### Aim
Find all lines in the listing that include the word "JSON", then copy them.

### Entries supplied
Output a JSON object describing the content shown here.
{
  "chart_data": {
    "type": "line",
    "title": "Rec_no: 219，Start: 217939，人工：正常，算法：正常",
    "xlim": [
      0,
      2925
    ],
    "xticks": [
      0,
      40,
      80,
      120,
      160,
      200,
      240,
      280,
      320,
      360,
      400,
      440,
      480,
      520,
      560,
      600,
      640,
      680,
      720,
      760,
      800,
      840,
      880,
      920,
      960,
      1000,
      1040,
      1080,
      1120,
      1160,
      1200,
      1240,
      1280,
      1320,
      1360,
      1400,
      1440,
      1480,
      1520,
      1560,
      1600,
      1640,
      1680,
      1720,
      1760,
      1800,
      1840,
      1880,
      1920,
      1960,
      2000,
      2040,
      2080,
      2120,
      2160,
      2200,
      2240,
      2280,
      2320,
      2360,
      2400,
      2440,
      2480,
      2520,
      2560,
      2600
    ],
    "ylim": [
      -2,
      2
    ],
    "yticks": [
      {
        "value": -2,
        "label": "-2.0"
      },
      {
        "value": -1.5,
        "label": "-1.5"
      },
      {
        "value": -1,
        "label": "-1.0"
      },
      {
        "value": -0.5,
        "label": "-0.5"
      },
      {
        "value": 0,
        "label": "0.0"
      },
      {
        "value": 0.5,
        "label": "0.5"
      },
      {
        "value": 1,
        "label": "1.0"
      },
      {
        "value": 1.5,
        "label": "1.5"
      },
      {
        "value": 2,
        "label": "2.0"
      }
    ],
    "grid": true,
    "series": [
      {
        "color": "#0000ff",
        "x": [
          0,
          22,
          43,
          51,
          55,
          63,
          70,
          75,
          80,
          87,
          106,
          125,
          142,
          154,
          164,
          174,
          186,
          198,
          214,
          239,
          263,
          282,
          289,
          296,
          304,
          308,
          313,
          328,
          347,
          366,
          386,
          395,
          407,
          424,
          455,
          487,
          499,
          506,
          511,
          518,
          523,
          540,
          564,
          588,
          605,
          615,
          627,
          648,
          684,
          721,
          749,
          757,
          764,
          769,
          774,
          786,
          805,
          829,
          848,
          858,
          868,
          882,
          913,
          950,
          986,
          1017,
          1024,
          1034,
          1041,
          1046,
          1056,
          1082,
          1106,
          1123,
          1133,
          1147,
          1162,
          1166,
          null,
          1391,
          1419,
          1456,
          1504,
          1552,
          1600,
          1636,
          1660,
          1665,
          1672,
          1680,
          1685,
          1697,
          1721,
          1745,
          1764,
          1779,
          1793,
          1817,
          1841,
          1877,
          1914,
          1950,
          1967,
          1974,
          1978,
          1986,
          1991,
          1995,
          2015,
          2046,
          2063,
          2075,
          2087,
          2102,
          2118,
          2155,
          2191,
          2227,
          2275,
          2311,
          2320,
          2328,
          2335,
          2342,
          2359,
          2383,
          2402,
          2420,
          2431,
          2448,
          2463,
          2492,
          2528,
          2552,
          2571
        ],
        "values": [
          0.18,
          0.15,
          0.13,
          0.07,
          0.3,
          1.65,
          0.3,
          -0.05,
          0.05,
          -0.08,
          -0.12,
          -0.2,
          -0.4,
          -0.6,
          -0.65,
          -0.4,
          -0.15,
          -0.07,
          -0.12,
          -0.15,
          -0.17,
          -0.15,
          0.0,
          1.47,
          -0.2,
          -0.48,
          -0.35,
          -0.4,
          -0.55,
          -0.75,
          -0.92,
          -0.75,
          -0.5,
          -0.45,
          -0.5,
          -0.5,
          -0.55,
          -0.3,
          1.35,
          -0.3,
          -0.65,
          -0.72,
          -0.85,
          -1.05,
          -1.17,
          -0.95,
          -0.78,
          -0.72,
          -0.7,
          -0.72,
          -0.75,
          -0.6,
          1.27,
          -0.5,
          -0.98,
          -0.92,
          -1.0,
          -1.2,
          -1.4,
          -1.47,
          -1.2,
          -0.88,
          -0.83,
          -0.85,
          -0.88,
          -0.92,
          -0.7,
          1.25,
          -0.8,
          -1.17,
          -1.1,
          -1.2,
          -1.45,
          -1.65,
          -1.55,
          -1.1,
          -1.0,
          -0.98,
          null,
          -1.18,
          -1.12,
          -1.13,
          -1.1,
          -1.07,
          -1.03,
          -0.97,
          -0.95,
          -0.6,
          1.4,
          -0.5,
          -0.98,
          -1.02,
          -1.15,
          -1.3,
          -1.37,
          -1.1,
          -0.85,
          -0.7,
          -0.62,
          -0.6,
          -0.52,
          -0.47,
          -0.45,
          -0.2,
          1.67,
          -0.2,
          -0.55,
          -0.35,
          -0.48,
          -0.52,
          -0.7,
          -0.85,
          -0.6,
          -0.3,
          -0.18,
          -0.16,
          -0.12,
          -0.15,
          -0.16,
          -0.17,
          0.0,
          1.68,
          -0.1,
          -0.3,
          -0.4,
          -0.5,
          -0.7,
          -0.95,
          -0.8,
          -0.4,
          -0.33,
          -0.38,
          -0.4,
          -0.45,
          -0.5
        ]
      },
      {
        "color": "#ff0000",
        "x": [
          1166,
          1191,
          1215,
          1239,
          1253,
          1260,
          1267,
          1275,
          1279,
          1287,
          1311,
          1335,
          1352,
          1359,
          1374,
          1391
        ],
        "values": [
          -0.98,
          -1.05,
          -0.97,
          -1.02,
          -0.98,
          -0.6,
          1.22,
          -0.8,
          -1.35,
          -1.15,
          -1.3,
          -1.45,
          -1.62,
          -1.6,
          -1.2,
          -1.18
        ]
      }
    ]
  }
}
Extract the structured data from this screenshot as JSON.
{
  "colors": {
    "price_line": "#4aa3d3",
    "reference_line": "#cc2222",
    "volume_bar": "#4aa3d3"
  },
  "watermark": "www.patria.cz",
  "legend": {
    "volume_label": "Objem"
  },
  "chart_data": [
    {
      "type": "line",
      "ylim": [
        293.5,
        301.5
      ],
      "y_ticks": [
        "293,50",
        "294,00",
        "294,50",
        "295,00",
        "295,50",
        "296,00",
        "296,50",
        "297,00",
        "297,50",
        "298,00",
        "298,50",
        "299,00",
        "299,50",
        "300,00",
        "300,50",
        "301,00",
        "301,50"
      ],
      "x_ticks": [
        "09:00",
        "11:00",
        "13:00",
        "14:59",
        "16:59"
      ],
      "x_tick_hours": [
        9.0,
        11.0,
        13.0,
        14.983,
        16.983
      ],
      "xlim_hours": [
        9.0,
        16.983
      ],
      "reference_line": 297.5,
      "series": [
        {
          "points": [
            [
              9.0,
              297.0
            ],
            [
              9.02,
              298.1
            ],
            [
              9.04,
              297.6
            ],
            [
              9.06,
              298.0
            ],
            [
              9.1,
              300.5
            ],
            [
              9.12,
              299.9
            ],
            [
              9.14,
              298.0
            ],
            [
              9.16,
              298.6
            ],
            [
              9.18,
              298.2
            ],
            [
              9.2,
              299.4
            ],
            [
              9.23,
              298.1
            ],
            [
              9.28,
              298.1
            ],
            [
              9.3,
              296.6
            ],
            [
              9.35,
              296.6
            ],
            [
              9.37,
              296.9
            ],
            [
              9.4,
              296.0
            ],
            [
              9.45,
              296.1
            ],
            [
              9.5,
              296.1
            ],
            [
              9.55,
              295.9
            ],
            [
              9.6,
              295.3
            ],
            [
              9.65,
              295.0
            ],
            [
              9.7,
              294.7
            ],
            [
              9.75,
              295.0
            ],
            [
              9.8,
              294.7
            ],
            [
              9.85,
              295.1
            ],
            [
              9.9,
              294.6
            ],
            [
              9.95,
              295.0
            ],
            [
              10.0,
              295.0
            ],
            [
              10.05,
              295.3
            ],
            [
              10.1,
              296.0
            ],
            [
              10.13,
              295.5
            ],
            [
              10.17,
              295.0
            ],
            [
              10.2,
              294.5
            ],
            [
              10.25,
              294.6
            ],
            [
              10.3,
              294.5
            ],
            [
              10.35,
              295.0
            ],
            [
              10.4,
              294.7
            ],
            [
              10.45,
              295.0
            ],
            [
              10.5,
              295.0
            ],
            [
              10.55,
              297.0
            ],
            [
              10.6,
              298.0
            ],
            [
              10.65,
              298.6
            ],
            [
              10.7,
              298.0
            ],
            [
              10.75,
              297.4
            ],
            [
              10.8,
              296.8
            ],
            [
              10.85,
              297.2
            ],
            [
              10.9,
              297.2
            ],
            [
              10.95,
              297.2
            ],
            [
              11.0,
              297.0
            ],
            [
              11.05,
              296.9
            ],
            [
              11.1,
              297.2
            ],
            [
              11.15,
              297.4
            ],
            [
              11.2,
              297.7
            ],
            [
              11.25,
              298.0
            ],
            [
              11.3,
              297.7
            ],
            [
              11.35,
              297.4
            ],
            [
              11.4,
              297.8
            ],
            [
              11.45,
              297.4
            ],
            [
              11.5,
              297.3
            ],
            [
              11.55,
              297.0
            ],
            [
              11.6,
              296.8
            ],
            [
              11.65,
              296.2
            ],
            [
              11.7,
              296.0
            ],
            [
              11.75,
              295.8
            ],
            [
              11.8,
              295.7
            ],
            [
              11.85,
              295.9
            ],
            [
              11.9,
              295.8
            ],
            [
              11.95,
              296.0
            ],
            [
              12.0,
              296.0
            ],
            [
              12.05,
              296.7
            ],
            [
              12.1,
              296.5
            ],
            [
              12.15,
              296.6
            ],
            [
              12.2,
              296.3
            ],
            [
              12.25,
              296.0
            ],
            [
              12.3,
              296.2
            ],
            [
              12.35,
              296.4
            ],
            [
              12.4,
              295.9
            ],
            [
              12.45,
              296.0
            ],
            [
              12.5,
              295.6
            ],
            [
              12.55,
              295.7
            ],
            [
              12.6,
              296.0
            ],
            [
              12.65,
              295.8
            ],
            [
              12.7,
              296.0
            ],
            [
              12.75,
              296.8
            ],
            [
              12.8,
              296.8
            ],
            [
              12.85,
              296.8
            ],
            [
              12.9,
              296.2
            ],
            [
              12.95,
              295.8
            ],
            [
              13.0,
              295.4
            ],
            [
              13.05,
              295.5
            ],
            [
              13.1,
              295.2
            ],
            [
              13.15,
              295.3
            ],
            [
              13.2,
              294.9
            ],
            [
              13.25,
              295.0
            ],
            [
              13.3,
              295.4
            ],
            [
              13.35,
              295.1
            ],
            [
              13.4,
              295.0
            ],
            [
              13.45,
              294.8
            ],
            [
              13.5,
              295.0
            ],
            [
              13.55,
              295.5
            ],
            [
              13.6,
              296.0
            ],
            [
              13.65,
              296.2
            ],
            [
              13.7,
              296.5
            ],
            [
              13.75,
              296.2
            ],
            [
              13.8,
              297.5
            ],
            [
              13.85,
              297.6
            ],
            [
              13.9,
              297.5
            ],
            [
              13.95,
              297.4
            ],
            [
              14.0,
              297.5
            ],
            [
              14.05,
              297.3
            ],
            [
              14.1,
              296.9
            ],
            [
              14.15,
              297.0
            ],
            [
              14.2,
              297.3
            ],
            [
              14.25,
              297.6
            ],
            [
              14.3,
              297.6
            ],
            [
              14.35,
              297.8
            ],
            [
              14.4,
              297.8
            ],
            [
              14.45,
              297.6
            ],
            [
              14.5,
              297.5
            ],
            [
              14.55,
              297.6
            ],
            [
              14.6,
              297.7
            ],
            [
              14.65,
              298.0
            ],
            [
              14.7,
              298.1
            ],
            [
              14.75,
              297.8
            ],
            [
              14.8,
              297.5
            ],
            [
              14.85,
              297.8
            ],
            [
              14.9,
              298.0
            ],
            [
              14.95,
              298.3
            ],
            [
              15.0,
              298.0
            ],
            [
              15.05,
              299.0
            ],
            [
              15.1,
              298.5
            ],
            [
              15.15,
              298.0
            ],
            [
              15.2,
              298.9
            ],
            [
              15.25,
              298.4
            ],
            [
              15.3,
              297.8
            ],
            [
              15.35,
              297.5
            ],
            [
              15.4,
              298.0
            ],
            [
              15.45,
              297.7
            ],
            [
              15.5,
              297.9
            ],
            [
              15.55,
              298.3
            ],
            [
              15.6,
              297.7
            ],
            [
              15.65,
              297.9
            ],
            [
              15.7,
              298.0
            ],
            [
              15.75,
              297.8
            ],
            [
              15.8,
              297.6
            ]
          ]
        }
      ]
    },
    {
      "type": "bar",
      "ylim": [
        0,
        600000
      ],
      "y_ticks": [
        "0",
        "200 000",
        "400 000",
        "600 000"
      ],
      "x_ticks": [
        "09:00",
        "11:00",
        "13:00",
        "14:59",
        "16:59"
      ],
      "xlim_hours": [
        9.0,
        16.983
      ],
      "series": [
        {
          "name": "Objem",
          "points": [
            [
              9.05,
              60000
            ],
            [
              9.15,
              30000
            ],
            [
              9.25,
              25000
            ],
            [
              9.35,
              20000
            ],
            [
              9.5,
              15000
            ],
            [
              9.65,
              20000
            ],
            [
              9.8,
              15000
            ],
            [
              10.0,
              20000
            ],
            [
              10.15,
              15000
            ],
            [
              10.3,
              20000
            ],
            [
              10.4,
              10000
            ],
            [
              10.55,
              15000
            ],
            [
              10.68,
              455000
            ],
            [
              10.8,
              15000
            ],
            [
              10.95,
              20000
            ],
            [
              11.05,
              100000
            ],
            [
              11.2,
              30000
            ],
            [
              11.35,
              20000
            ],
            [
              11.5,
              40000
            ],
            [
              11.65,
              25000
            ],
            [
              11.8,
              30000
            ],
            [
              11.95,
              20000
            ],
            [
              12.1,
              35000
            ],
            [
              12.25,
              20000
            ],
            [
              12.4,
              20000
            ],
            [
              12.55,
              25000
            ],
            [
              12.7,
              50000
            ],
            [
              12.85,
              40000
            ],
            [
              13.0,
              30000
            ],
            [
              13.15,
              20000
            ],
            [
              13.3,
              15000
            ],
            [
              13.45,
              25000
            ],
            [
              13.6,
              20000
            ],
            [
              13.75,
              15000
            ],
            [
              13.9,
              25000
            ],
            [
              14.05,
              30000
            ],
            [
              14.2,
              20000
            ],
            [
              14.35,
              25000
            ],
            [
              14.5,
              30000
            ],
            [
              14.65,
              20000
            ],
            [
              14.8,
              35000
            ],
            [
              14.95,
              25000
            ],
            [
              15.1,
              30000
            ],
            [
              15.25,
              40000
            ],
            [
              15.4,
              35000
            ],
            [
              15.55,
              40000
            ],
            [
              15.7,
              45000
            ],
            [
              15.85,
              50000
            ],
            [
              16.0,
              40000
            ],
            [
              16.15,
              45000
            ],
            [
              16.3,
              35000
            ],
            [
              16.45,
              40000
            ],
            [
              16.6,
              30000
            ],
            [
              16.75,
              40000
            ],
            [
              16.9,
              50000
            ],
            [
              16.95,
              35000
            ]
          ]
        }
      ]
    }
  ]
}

### Correct response
Output a JSON object describing the content shown here.
Extract the structured data from this screenshot as JSON.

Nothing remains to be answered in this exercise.